> TASK PROMPT: Which lines hold the word "arrow"? Copy each of them from the material.
● ● ●
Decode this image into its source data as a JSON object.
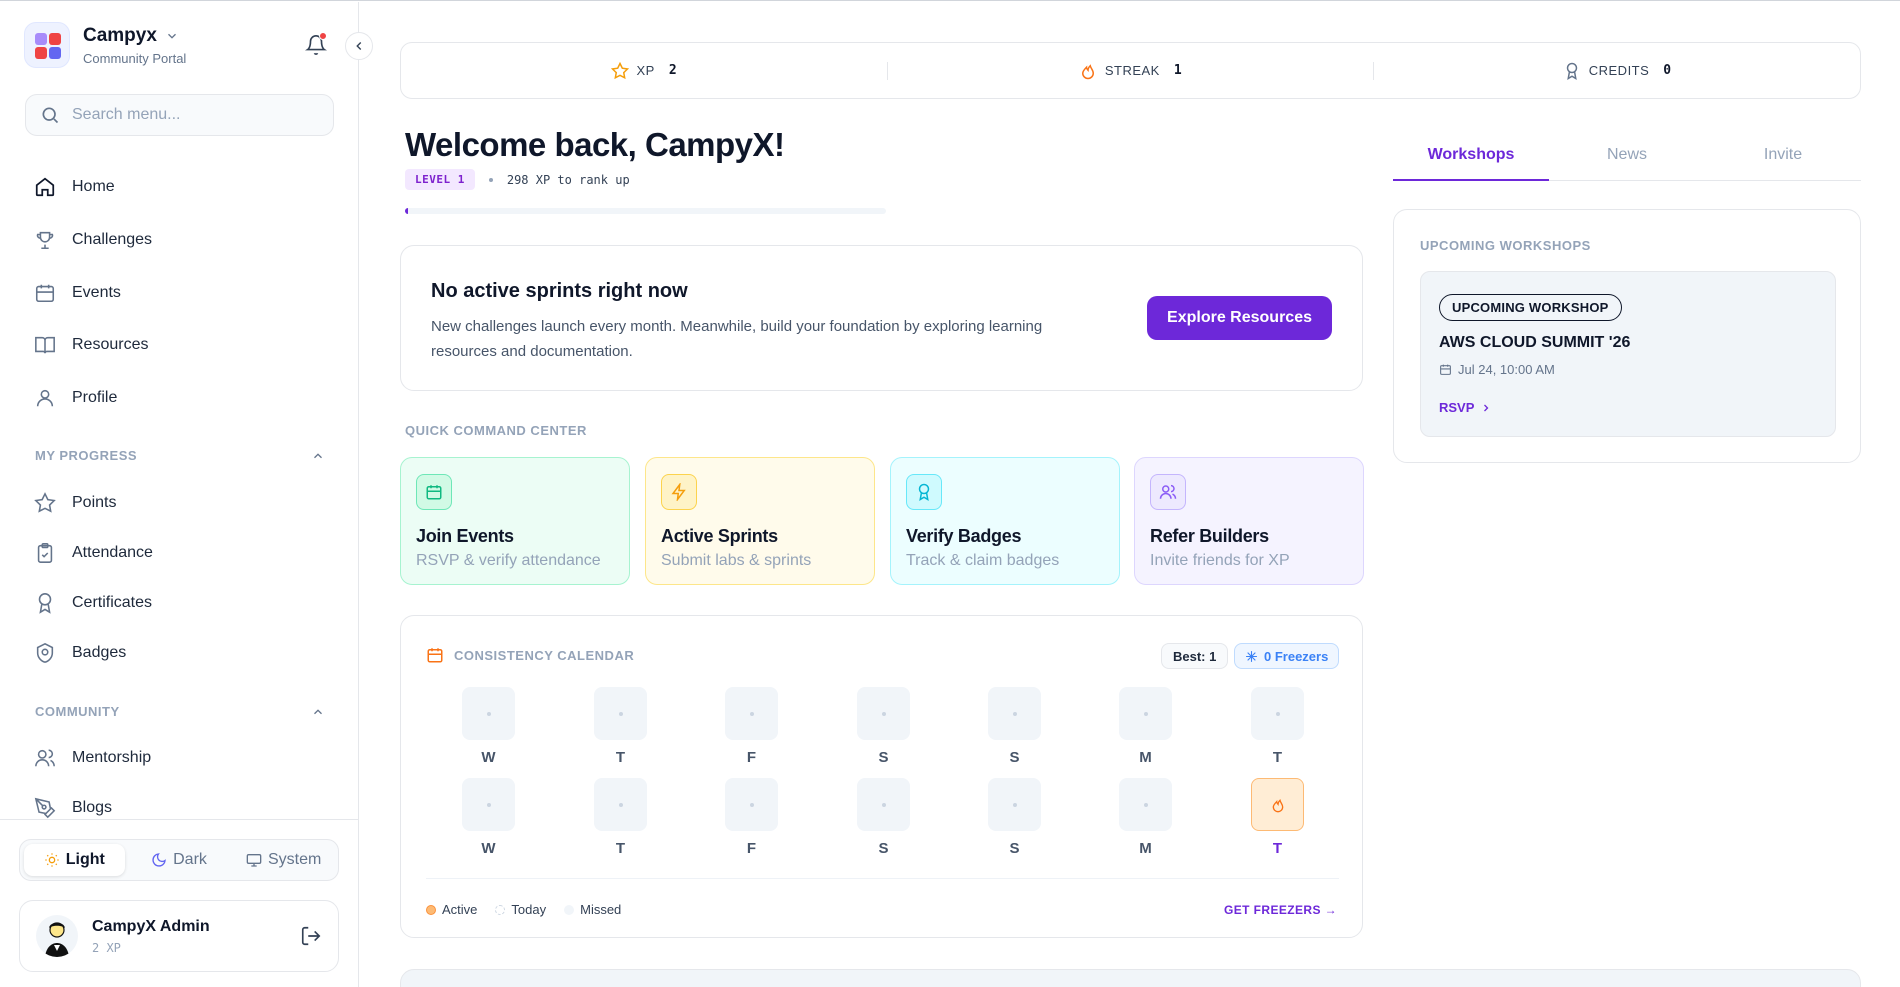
{
  "brand": {
    "name": "Campyx",
    "subtitle": "Community Portal"
  },
  "search": {
    "placeholder": "Search menu..."
  },
  "nav": {
    "main": [
      {
        "label": "Home",
        "icon": "home-icon"
      },
      {
        "label": "Challenges",
        "icon": "trophy-icon"
      },
      {
        "label": "Events",
        "icon": "calendar-icon"
      },
      {
        "label": "Resources",
        "icon": "book-icon"
      },
      {
        "label": "Profile",
        "icon": "user-icon"
      }
    ],
    "progress_section": "MY PROGRESS",
    "progress": [
      {
        "label": "Points",
        "icon": "star-icon"
      },
      {
        "label": "Attendance",
        "icon": "clipboard-check-icon"
      },
      {
        "label": "Certificates",
        "icon": "award-icon"
      },
      {
        "label": "Badges",
        "icon": "badge-icon"
      }
    ],
    "community_section": "COMMUNITY",
    "community": [
      {
        "label": "Mentorship",
        "icon": "users-icon"
      },
      {
        "label": "Blogs",
        "icon": "pen-icon"
      }
    ]
  },
  "theme": {
    "light": "Light",
    "dark": "Dark",
    "system": "System",
    "selected": "Light"
  },
  "user": {
    "name": "CampyX Admin",
    "xp": "2 XP"
  },
  "stats": {
    "xp_label": "XP",
    "xp_value": "2",
    "streak_label": "STREAK",
    "streak_value": "1",
    "credits_label": "CREDITS",
    "credits_value": "0"
  },
  "welcome": {
    "title": "Welcome back, CampyX!",
    "level": "LEVEL 1",
    "rank_text": "298 XP to rank up",
    "progress_fraction": 0.006
  },
  "sprint": {
    "title": "No active sprints right now",
    "desc": "New challenges launch every month. Meanwhile, build your foundation by exploring learning resources and documentation.",
    "button": "Explore Resources"
  },
  "quick": {
    "label": "QUICK COMMAND CENTER",
    "cards": [
      {
        "title": "Join Events",
        "sub": "RSVP & verify attendance",
        "icon": "calendar-icon"
      },
      {
        "title": "Active Sprints",
        "sub": "Submit labs & sprints",
        "icon": "bolt-icon"
      },
      {
        "title": "Verify Badges",
        "sub": "Track & claim badges",
        "icon": "award-icon"
      },
      {
        "title": "Refer Builders",
        "sub": "Invite friends for XP",
        "icon": "users-icon"
      }
    ]
  },
  "calendar": {
    "title": "CONSISTENCY CALENDAR",
    "best": "Best: 1",
    "freezers": "0 Freezers",
    "row1": [
      "W",
      "T",
      "F",
      "S",
      "S",
      "M",
      "T"
    ],
    "row2": [
      "W",
      "T",
      "F",
      "S",
      "S",
      "M",
      "T"
    ],
    "legend_active": "Active",
    "legend_today": "Today",
    "legend_missed": "Missed",
    "get_freezers": "GET FREEZERS →"
  },
  "tabs": [
    "Workshops",
    "News",
    "Invite"
  ],
  "workshops": {
    "label": "UPCOMING WORKSHOPS",
    "pill": "UPCOMING WORKSHOP",
    "title": "AWS CLOUD SUMMIT '26",
    "date": "Jul 24, 10:00 AM",
    "rsvp": "RSVP"
  },
  "colors": {
    "accent": "#6d28d9",
    "streak": "#f97316",
    "freeze": "#3b82f6"
  }
}
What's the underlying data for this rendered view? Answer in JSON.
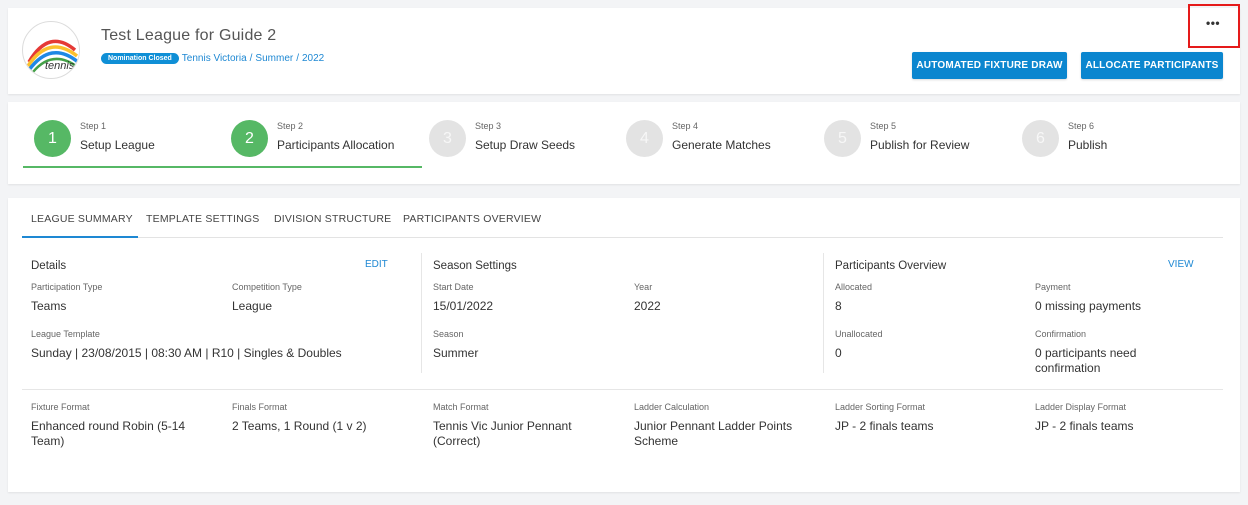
{
  "header": {
    "title": "Test League for Guide 2",
    "logo_text": "tennis",
    "badge": "Nomination Closed",
    "breadcrumb": [
      "Tennis Victoria",
      "Summer",
      "2022"
    ],
    "more_icon": "•••",
    "buttons": {
      "automated_fixture_draw": "AUTOMATED FIXTURE DRAW",
      "allocate_participants": "ALLOCATE PARTICIPANTS"
    }
  },
  "steps": [
    {
      "num": "1",
      "step": "Step 1",
      "label": "Setup League",
      "status": "complete"
    },
    {
      "num": "2",
      "step": "Step 2",
      "label": "Participants Allocation",
      "status": "complete"
    },
    {
      "num": "3",
      "step": "Step 3",
      "label": "Setup Draw Seeds",
      "status": "pending"
    },
    {
      "num": "4",
      "step": "Step 4",
      "label": "Generate Matches",
      "status": "pending"
    },
    {
      "num": "5",
      "step": "Step 5",
      "label": "Publish for Review",
      "status": "pending"
    },
    {
      "num": "6",
      "step": "Step 6",
      "label": "Publish",
      "status": "pending"
    }
  ],
  "tabs": [
    "LEAGUE SUMMARY",
    "TEMPLATE SETTINGS",
    "DIVISION STRUCTURE",
    "PARTICIPANTS OVERVIEW"
  ],
  "details": {
    "title": "Details",
    "edit": "EDIT",
    "participation_type_label": "Participation Type",
    "participation_type": "Teams",
    "competition_type_label": "Competition Type",
    "competition_type": "League",
    "league_template_label": "League Template",
    "league_template": "Sunday | 23/08/2015 | 08:30 AM | R10 | Singles & Doubles"
  },
  "season": {
    "title": "Season Settings",
    "start_date_label": "Start Date",
    "start_date": "15/01/2022",
    "year_label": "Year",
    "year": "2022",
    "season_label": "Season",
    "season": "Summer"
  },
  "participants": {
    "title": "Participants Overview",
    "view": "VIEW",
    "allocated_label": "Allocated",
    "allocated": "8",
    "payment_label": "Payment",
    "payment": "0 missing payments",
    "unallocated_label": "Unallocated",
    "unallocated": "0",
    "confirmation_label": "Confirmation",
    "confirmation": "0 participants need confirmation"
  },
  "formats": {
    "fixture_format_label": "Fixture Format",
    "fixture_format": "Enhanced round Robin (5-14 Team)",
    "finals_format_label": "Finals Format",
    "finals_format": "2 Teams, 1 Round (1 v 2)",
    "match_format_label": "Match Format",
    "match_format": "Tennis Vic Junior Pennant (Correct)",
    "ladder_calculation_label": "Ladder Calculation",
    "ladder_calculation": "Junior Pennant Ladder Points Scheme",
    "ladder_sorting_label": "Ladder Sorting Format",
    "ladder_sorting": "JP - 2 finals teams",
    "ladder_display_label": "Ladder Display Format",
    "ladder_display": "JP - 2 finals teams"
  },
  "colors": {
    "primary": "#0b86cf",
    "link": "#1e88d3",
    "step_complete": "#56b865",
    "step_pending": "#e3e3e3",
    "highlight": "#e51a1a"
  }
}
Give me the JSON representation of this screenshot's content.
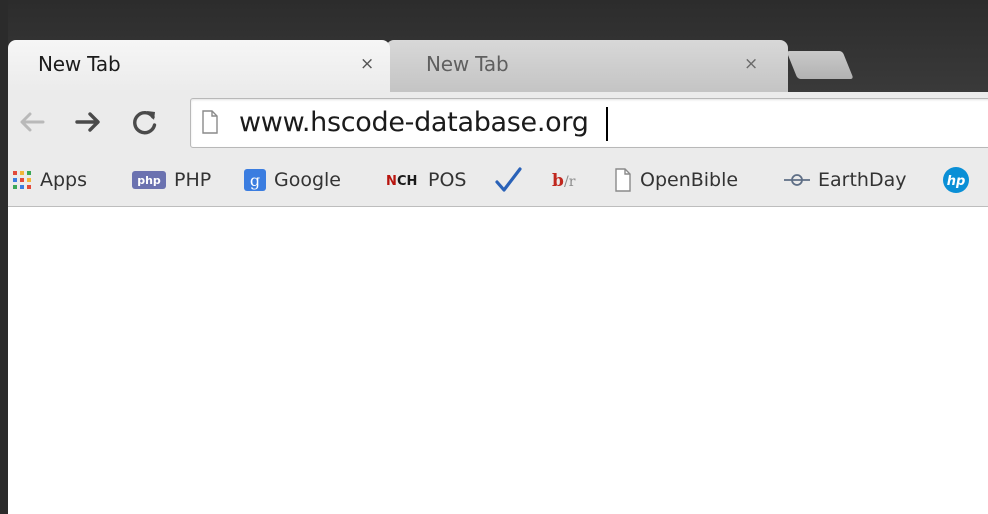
{
  "tabs": [
    {
      "label": "New Tab",
      "active": true
    },
    {
      "label": "New Tab",
      "active": false
    }
  ],
  "tab_close_glyph": "×",
  "toolbar": {
    "back": "back-arrow-icon",
    "forward": "forward-arrow-icon",
    "reload": "reload-icon"
  },
  "omnibox": {
    "value": "www.hscode-database.org",
    "icon": "page-icon"
  },
  "bookmarks": [
    {
      "label": "Apps",
      "icon": "apps-grid-icon"
    },
    {
      "label": "PHP",
      "icon": "php-logo-icon"
    },
    {
      "label": "Google",
      "icon": "google-icon"
    },
    {
      "label": "POS",
      "icon": "nch-logo-icon"
    },
    {
      "label": "",
      "icon": "checkmark-icon"
    },
    {
      "label": "",
      "icon": "br-logo-icon"
    },
    {
      "label": "OpenBible",
      "icon": "page-icon"
    },
    {
      "label": "EarthDay",
      "icon": "earthday-icon"
    },
    {
      "label": "",
      "icon": "hp-logo-icon"
    }
  ],
  "colors": {
    "tabstrip": "#2c2c2c",
    "toolbar": "#ebebeb",
    "google_blue": "#3b7de0",
    "hp_blue": "#0a8fd6"
  }
}
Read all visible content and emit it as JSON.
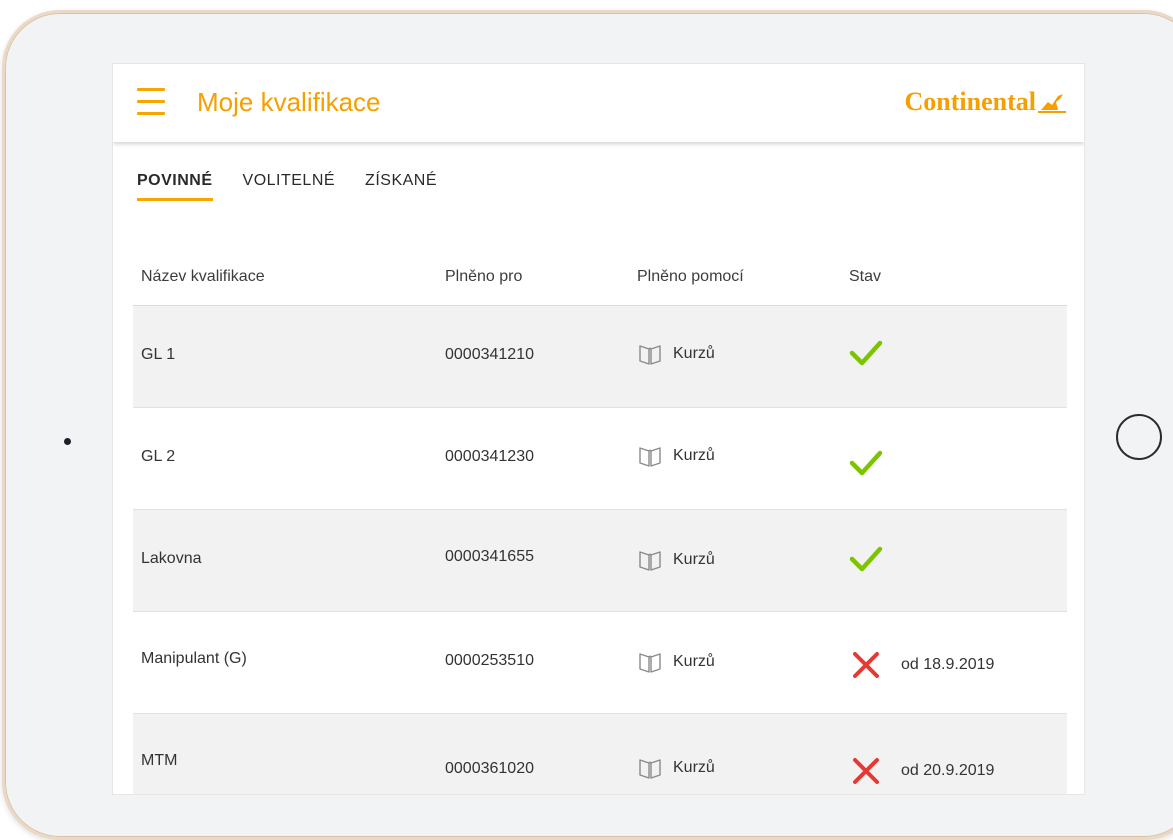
● ● ●
> THE RESPONSE:
    "back": "back-arrow-icon",
    "forward": "forward-arrow-icon",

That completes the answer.